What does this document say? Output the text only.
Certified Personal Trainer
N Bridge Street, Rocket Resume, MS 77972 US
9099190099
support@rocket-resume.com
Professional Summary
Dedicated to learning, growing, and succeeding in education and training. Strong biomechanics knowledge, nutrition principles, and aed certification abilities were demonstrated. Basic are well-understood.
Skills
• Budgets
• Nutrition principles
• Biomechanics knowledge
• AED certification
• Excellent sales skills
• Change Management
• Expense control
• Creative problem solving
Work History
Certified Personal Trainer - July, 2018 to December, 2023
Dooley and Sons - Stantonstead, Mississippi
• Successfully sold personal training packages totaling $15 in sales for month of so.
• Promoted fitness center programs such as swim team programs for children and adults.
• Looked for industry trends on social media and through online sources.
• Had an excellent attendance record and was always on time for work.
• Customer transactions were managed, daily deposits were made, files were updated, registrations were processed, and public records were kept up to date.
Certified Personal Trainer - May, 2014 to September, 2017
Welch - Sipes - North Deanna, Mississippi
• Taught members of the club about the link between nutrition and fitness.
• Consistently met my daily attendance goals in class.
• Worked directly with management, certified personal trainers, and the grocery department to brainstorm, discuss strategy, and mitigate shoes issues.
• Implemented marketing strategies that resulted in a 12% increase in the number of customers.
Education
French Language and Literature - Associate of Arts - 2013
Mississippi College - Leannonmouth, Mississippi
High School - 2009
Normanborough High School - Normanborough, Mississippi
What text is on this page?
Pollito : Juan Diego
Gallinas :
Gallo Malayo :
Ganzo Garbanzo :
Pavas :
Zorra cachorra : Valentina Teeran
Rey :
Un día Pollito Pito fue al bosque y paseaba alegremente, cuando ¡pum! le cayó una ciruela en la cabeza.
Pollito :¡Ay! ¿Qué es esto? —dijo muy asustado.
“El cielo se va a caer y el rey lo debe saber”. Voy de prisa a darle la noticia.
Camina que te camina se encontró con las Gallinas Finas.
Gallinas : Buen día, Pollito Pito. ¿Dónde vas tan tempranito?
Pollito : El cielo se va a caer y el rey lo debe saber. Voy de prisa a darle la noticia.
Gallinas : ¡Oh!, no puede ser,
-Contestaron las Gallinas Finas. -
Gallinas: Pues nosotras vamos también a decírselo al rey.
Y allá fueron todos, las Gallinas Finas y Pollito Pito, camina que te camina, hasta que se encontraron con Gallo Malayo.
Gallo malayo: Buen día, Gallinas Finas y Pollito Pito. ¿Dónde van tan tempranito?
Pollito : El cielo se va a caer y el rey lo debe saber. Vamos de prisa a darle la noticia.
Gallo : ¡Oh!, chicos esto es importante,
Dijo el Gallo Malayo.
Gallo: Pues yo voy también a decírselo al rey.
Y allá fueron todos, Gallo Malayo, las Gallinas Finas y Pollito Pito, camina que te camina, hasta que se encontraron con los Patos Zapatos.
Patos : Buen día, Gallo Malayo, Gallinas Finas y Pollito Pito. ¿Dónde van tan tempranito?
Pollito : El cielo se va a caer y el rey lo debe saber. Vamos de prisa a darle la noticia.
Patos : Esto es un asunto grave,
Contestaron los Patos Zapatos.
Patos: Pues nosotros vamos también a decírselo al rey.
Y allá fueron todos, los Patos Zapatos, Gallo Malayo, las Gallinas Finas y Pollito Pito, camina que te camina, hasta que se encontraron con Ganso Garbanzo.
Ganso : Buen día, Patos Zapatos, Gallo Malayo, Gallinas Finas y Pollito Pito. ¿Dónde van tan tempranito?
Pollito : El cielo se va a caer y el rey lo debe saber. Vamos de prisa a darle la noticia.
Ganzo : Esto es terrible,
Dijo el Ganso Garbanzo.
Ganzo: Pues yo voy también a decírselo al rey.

*Stated exercise:* Output all of the material, please, exactly as it stands.

*Output below:*
What does this document say? Output the text only.
Certified Personal Trainer
N Bridge Street, Rocket Resume, MS 77972 US
9099190099
support@rocket-resume.com
Professional Summary
Dedicated to learning, growing, and succeeding in education and training. Strong biomechanics knowledge, nutrition principles, and aed certification abilities were demonstrated. Basic are well-understood.
Skills
• Budgets
• Nutrition principles
• Biomechanics knowledge
• AED certification
• Excellent sales skills
• Change Management
• Expense control
• Creative problem solving
Work History
Certified Personal Trainer - July, 2018 to December, 2023
Dooley and Sons - Stantonstead, Mississippi
• Successfully sold personal training packages totaling $15 in sales for month of so.
• Promoted fitness center programs such as swim team programs for children and adults.
• Looked for industry trends on social media and through online sources.
• Had an excellent attendance record and was always on time for work.
• Customer transactions were managed, daily deposits were made, files were updated, registrations were processed, and public records were kept up to date.
Certified Personal Trainer - May, 2014 to September, 2017
Welch - Sipes - North Deanna, Mississippi
• Taught members of the club about the link between nutrition and fitness.
• Consistently met my daily attendance goals in class.
• Worked directly with management, certified personal trainers, and the grocery department to brainstorm, discuss strategy, and mitigate shoes issues.
• Implemented marketing strategies that resulted in a 12% increase in the number of customers.
Education
French Language and Literature - Associate of Arts - 2013
Mississippi College - Leannonmouth, Mississippi
High School - 2009
Normanborough High School - Normanborough, Mississippi
What text is on this page?
Pollito : Juan Diego
Gallinas :
Gallo Malayo :
Ganzo Garbanzo :
Pavas :
Zorra cachorra : Valentina Teeran
Rey :
Un día Pollito Pito fue al bosque y paseaba alegremente, cuando ¡pum! le cayó una ciruela en la cabeza.
Pollito :¡Ay! ¿Qué es esto? —dijo muy asustado.
“El cielo se va a caer y el rey lo debe saber”. Voy de prisa a darle la noticia.
Camina que te camina se encontró con las Gallinas Finas.
Gallinas : Buen día, Pollito Pito. ¿Dónde vas tan tempranito?
Pollito : El cielo se va a caer y el rey lo debe saber. Voy de prisa a darle la noticia.
Gallinas : ¡Oh!, no puede ser,
-Contestaron las Gallinas Finas. -
Gallinas: Pues nosotras vamos también a decírselo al rey.
Y allá fueron todos, las Gallinas Finas y Pollito Pito, camina que te camina, hasta que se encontraron con Gallo Malayo.
Gallo malayo: Buen día, Gallinas Finas y Pollito Pito. ¿Dónde van tan tempranito?
Pollito : El cielo se va a caer y el rey lo debe saber. Vamos de prisa a darle la noticia.
Gallo : ¡Oh!, chicos esto es importante,
Dijo el Gallo Malayo.
Gallo: Pues yo voy también a decírselo al rey.
Y allá fueron todos, Gallo Malayo, las Gallinas Finas y Pollito Pito, camina que te camina, hasta que se encontraron con los Patos Zapatos.
Patos : Buen día, Gallo Malayo, Gallinas Finas y Pollito Pito. ¿Dónde van tan tempranito?
Pollito : El cielo se va a caer y el rey lo debe saber. Vamos de prisa a darle la noticia.
Patos : Esto es un asunto grave,
Contestaron los Patos Zapatos.
Patos: Pues nosotros vamos también a decírselo al rey.
Y allá fueron todos, los Patos Zapatos, Gallo Malayo, las Gallinas Finas y Pollito Pito, camina que te camina, hasta que se encontraron con Ganso Garbanzo.
Ganso : Buen día, Patos Zapatos, Gallo Malayo, Gallinas Finas y Pollito Pito. ¿Dónde van tan tempranito?
Pollito : El cielo se va a caer y el rey lo debe saber. Vamos de prisa a darle la noticia.
Ganzo : Esto es terrible,
Dijo el Ganso Garbanzo.
Ganzo: Pues yo voy también a decírselo al rey.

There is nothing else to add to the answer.